** begin Records **

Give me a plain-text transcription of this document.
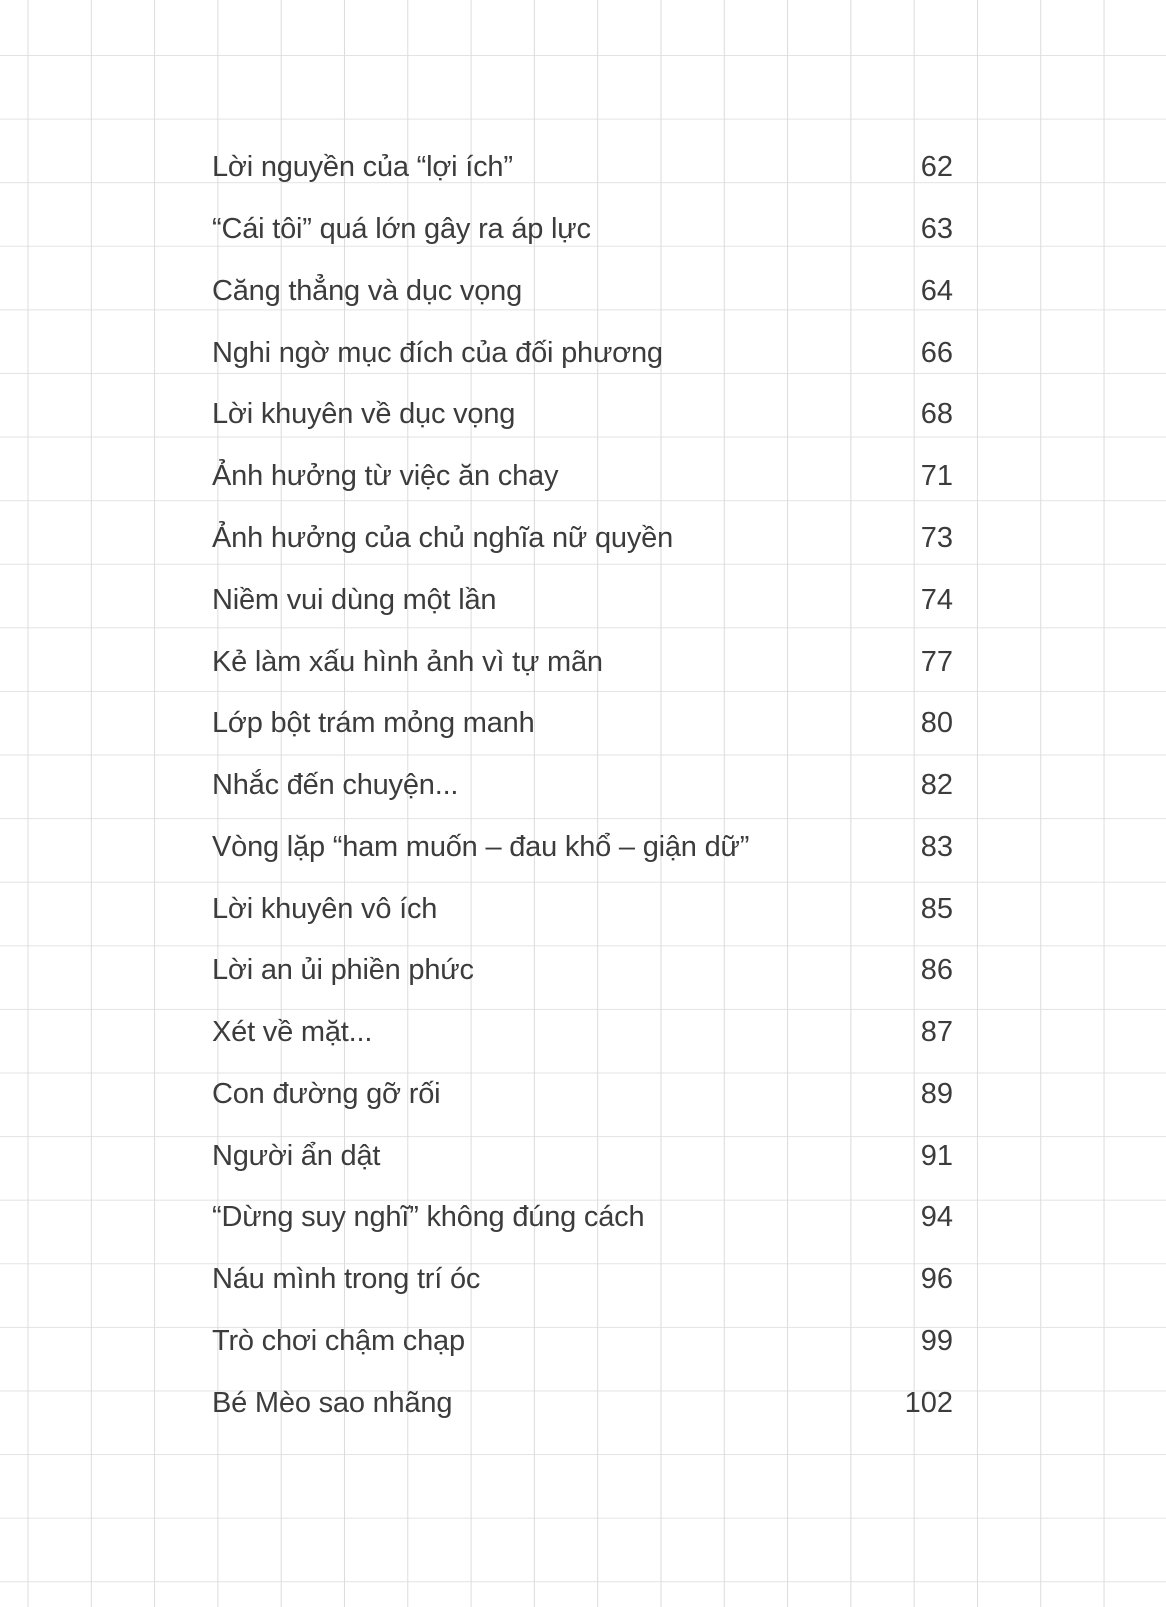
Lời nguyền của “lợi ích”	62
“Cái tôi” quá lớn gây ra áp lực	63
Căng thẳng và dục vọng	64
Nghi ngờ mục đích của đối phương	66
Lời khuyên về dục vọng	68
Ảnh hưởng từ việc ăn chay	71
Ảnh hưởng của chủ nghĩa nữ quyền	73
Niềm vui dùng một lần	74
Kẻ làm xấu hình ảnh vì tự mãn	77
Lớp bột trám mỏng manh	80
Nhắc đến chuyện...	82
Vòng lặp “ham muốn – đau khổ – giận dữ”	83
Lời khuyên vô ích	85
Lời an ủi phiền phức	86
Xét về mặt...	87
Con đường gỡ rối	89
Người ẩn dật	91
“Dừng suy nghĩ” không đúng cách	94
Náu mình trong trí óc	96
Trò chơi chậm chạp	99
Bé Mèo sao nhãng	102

** end Records **
** begin Records **

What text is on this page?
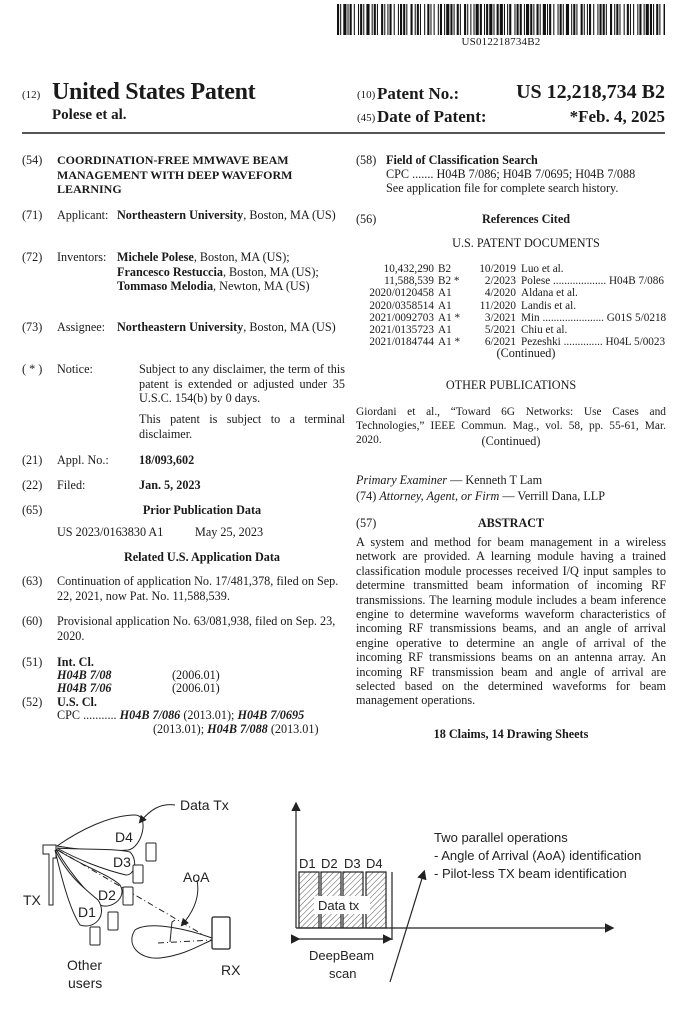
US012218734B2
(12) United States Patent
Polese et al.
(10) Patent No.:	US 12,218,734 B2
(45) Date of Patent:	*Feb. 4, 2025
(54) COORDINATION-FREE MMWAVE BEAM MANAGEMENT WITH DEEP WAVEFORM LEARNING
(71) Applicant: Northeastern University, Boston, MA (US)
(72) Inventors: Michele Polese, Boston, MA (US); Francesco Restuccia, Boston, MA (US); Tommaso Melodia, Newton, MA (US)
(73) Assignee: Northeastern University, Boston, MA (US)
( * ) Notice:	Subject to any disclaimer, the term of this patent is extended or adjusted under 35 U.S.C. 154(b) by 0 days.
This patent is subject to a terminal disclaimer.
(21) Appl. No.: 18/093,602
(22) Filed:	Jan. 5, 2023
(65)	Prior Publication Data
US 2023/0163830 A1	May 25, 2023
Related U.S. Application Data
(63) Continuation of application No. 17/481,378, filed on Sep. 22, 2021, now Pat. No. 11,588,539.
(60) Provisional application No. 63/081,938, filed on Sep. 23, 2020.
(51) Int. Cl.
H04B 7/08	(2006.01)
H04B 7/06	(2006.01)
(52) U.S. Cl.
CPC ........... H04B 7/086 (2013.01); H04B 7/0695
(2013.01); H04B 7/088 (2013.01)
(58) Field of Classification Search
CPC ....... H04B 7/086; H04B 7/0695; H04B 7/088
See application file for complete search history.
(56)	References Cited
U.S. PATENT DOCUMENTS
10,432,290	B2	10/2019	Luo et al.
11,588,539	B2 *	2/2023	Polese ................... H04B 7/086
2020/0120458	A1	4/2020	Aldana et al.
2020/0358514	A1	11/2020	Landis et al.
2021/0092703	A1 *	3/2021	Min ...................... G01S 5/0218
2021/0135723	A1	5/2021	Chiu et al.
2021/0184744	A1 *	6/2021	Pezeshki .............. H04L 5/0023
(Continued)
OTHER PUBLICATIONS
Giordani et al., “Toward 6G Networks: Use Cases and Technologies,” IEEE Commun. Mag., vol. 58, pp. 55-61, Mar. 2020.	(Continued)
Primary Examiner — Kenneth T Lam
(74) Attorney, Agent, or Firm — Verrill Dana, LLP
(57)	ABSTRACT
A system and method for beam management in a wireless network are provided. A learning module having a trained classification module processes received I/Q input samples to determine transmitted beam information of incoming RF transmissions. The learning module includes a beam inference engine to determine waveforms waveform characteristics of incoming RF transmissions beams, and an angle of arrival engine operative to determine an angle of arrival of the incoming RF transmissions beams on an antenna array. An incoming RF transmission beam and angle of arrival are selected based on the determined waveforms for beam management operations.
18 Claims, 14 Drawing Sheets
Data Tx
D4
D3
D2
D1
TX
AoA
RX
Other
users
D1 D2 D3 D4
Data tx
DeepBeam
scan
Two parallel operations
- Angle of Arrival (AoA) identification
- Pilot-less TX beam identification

** end Records **

*To be done*.
In the material above, how many lines hold the word "text"? Say only the number.

*Solved exercise*.
2